Task details: Quote, verbatim, all material below, without pictures.

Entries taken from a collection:
##############################
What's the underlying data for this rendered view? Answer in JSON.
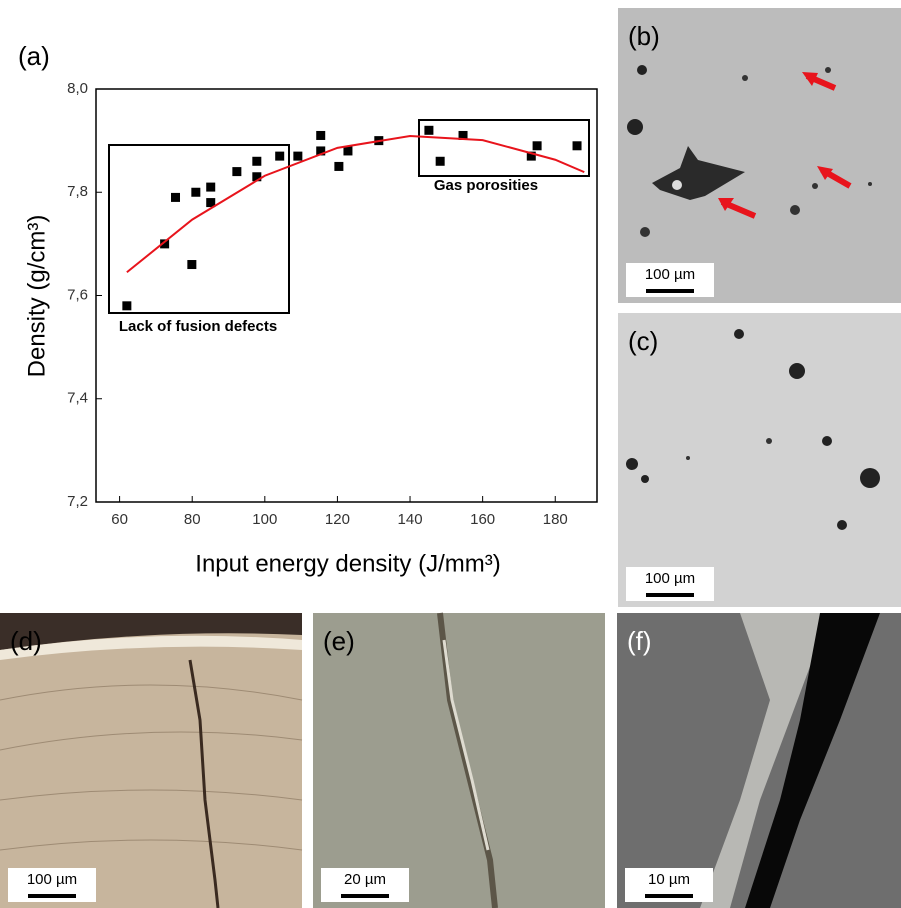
{
  "chart_data": {
    "type": "scatter",
    "panel_label": "(a)",
    "x_label": "Input energy density (J/mm³)",
    "y_label": "Density (g/cm³)",
    "xlim": [
      53.5,
      191.5
    ],
    "xticks": [
      60,
      80,
      100,
      120,
      140,
      160,
      180
    ],
    "ylim": [
      7.2,
      8.0
    ],
    "yticks": [
      {
        "value": 7.2,
        "label": "7,2"
      },
      {
        "value": 7.4,
        "label": "7,4"
      },
      {
        "value": 7.6,
        "label": "7,6"
      },
      {
        "value": 7.8,
        "label": "7,8"
      },
      {
        "value": 8.0,
        "label": "8,0"
      }
    ],
    "series": [
      {
        "type": "scatter",
        "color": "#000000",
        "x": [
          62,
          72.4,
          75.4,
          79.9,
          81,
          85.1,
          85.1,
          92.3,
          97.8,
          97.8,
          104.1,
          109.1,
          115.4,
          115.4,
          120.4,
          122.9,
          131.4,
          145.2,
          148.3,
          154.6,
          173.4,
          175,
          186
        ],
        "values": [
          7.58,
          7.7,
          7.79,
          7.66,
          7.8,
          7.81,
          7.78,
          7.84,
          7.86,
          7.83,
          7.87,
          7.87,
          7.91,
          7.88,
          7.85,
          7.88,
          7.9,
          7.92,
          7.86,
          7.91,
          7.87,
          7.89,
          7.89
        ]
      },
      {
        "type": "line",
        "color": "#e8141c",
        "x": [
          62,
          80,
          100,
          120,
          140,
          160,
          180,
          188
        ],
        "values": [
          7.645,
          7.747,
          7.832,
          7.886,
          7.909,
          7.901,
          7.863,
          7.839
        ]
      }
    ],
    "annotations": [
      "Lack of fusion defects",
      "Gas porosities"
    ]
  },
  "panels": [
    {
      "label": "(b)",
      "scale_bar": "100 µm"
    },
    {
      "label": "(c)",
      "scale_bar": "100 µm"
    },
    {
      "label": "(d)",
      "scale_bar": "100 µm"
    },
    {
      "label": "(e)",
      "scale_bar": "20 µm"
    },
    {
      "label": "(f)",
      "scale_bar": "10 µm"
    }
  ]
}
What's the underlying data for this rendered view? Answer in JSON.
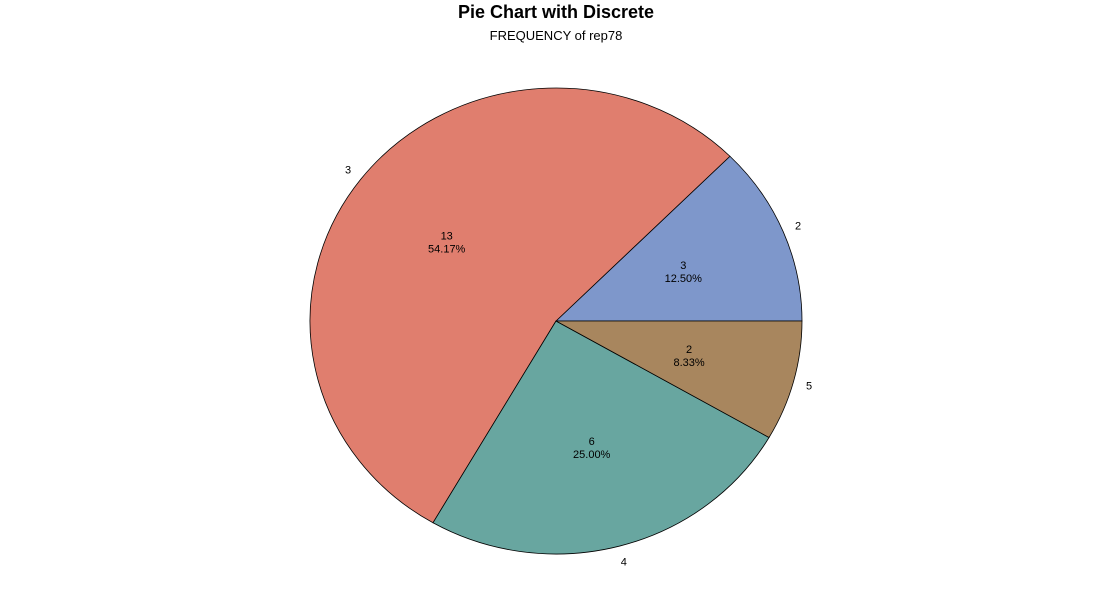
{
  "chart_data": {
    "type": "pie",
    "title": "Pie Chart with Discrete",
    "subtitle": "FREQUENCY of rep78",
    "slices": [
      {
        "label": "2",
        "value": 3,
        "percent_label": "12.50%",
        "color": "#7e97cb"
      },
      {
        "label": "3",
        "value": 13,
        "percent_label": "54.17%",
        "color": "#e07e6e"
      },
      {
        "label": "4",
        "value": 6,
        "percent_label": "25.00%",
        "color": "#68a6a0"
      },
      {
        "label": "5",
        "value": 2,
        "percent_label": "8.33%",
        "color": "#a8865e"
      }
    ]
  }
}
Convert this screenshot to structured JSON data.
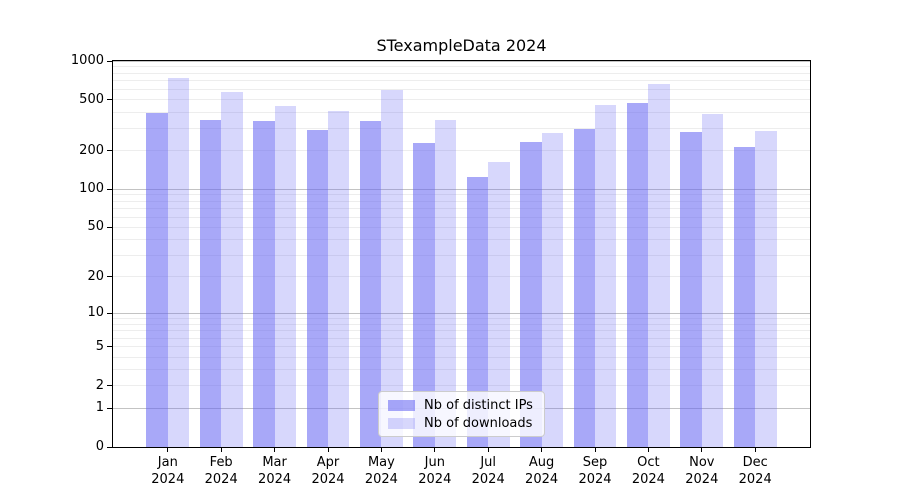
{
  "figure": {
    "title": "STexampleData 2024"
  },
  "chart_data": {
    "type": "bar",
    "title": "STexampleData 2024",
    "xlabel": "",
    "ylabel": "",
    "yscale": "log1p",
    "ylim": [
      0,
      1000
    ],
    "ytick_labels": [
      0,
      1,
      2,
      5,
      10,
      20,
      50,
      100,
      200,
      500,
      1000
    ],
    "grid": {
      "major": [
        1,
        10,
        100,
        1000
      ],
      "minor": [
        2,
        3,
        4,
        5,
        6,
        7,
        8,
        9,
        20,
        30,
        40,
        50,
        60,
        70,
        80,
        90,
        200,
        300,
        400,
        500,
        600,
        700,
        800,
        900
      ]
    },
    "x_categories": [
      "Jan 2024",
      "Feb 2024",
      "Mar 2024",
      "Apr 2024",
      "May 2024",
      "Jun 2024",
      "Jul 2024",
      "Aug 2024",
      "Sep 2024",
      "Oct 2024",
      "Nov 2024",
      "Dec 2024"
    ],
    "series": [
      {
        "name": "Nb of distinct IPs",
        "values": [
          391,
          350,
          338,
          288,
          340,
          228,
          124,
          235,
          295,
          473,
          281,
          215
        ],
        "color": "#6161f2",
        "fill_opacity": 0.55
      },
      {
        "name": "Nb of downloads",
        "values": [
          737,
          577,
          448,
          408,
          594,
          347,
          164,
          277,
          455,
          659,
          385,
          287
        ],
        "color": "#6161f2",
        "fill_opacity": 0.25
      }
    ],
    "legend": {
      "position": "lower center",
      "labels": [
        "Nb of distinct IPs",
        "Nb of downloads"
      ]
    },
    "colors": {
      "background": "#ffffff",
      "spine": "#000000",
      "text": "#000000",
      "grid_major": "#c3c3c3",
      "grid_minor": "#ededed",
      "legend_bg": "rgba(255,255,255,0.8)",
      "legend_border": "#cccccc"
    }
  }
}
##############################
Output:
What's the underlying data for this rendered view? Answer in JSON.
{
  "chart_data": {
    "type": "scatter",
    "panel_label": "(a)",
    "x_label": "Input energy density (J/mm³)",
    "y_label": "Density (g/cm³)",
    "xlim": [
      53.5,
      191.5
    ],
    "xticks": [
      60,
      80,
      100,
      120,
      140,
      160,
      180
    ],
    "ylim": [
      7.2,
      8.0
    ],
    "yticks": [
      {
        "value": 7.2,
        "label": "7,2"
      },
      {
        "value": 7.4,
        "label": "7,4"
      },
      {
        "value": 7.6,
        "label": "7,6"
      },
      {
        "value": 7.8,
        "label": "7,8"
      },
      {
        "value": 8.0,
        "label": "8,0"
      }
    ],
    "series": [
      {
        "type": "scatter",
        "color": "#000000",
        "x": [
          62,
          72.4,
          75.4,
          79.9,
          81,
          85.1,
          85.1,
          92.3,
          97.8,
          97.8,
          104.1,
          109.1,
          115.4,
          115.4,
          120.4,
          122.9,
          131.4,
          145.2,
          148.3,
          154.6,
          173.4,
          175,
          186
        ],
        "values": [
          7.58,
          7.7,
          7.79,
          7.66,
          7.8,
          7.81,
          7.78,
          7.84,
          7.86,
          7.83,
          7.87,
          7.87,
          7.91,
          7.88,
          7.85,
          7.88,
          7.9,
          7.92,
          7.86,
          7.91,
          7.87,
          7.89,
          7.89
        ]
      },
      {
        "type": "line",
        "color": "#e8141c",
        "x": [
          62,
          80,
          100,
          120,
          140,
          160,
          180,
          188
        ],
        "values": [
          7.645,
          7.747,
          7.832,
          7.886,
          7.909,
          7.901,
          7.863,
          7.839
        ]
      }
    ],
    "annotations": [
      "Lack of fusion defects",
      "Gas porosities"
    ]
  },
  "panels": [
    {
      "label": "(b)",
      "scale_bar": "100 µm"
    },
    {
      "label": "(c)",
      "scale_bar": "100 µm"
    },
    {
      "label": "(d)",
      "scale_bar": "100 µm"
    },
    {
      "label": "(e)",
      "scale_bar": "20 µm"
    },
    {
      "label": "(f)",
      "scale_bar": "10 µm"
    }
  ]
}
What's the underlying data for this rendered view? Answer in JSON.
{
  "chart_data": {
    "type": "pie",
    "title": "Pie Chart with Discrete",
    "subtitle": "FREQUENCY of rep78",
    "slices": [
      {
        "label": "2",
        "value": 3,
        "percent_label": "12.50%",
        "color": "#7e97cb"
      },
      {
        "label": "3",
        "value": 13,
        "percent_label": "54.17%",
        "color": "#e07e6e"
      },
      {
        "label": "4",
        "value": 6,
        "percent_label": "25.00%",
        "color": "#68a6a0"
      },
      {
        "label": "5",
        "value": 2,
        "percent_label": "8.33%",
        "color": "#a8865e"
      }
    ]
  }
}
Convert this screenshot to structured JSON data.
{
  "figure": {
    "title": "STexampleData 2024"
  },
  "chart_data": {
    "type": "bar",
    "title": "STexampleData 2024",
    "xlabel": "",
    "ylabel": "",
    "yscale": "log1p",
    "ylim": [
      0,
      1000
    ],
    "ytick_labels": [
      0,
      1,
      2,
      5,
      10,
      20,
      50,
      100,
      200,
      500,
      1000
    ],
    "grid": {
      "major": [
        1,
        10,
        100,
        1000
      ],
      "minor": [
        2,
        3,
        4,
        5,
        6,
        7,
        8,
        9,
        20,
        30,
        40,
        50,
        60,
        70,
        80,
        90,
        200,
        300,
        400,
        500,
        600,
        700,
        800,
        900
      ]
    },
    "x_categories": [
      "Jan 2024",
      "Feb 2024",
      "Mar 2024",
      "Apr 2024",
      "May 2024",
      "Jun 2024",
      "Jul 2024",
      "Aug 2024",
      "Sep 2024",
      "Oct 2024",
      "Nov 2024",
      "Dec 2024"
    ],
    "series": [
      {
        "name": "Nb of distinct IPs",
        "values": [
          391,
          350,
          338,
          288,
          340,
          228,
          124,
          235,
          295,
          473,
          281,
          215
        ],
        "color": "#6161f2",
        "fill_opacity": 0.55
      },
      {
        "name": "Nb of downloads",
        "values": [
          737,
          577,
          448,
          408,
          594,
          347,
          164,
          277,
          455,
          659,
          385,
          287
        ],
        "color": "#6161f2",
        "fill_opacity": 0.25
      }
    ],
    "legend": {
      "position": "lower center",
      "labels": [
        "Nb of distinct IPs",
        "Nb of downloads"
      ]
    },
    "colors": {
      "background": "#ffffff",
      "spine": "#000000",
      "text": "#000000",
      "grid_major": "#c3c3c3",
      "grid_minor": "#ededed",
      "legend_bg": "rgba(255,255,255,0.8)",
      "legend_border": "#cccccc"
    }
  }
}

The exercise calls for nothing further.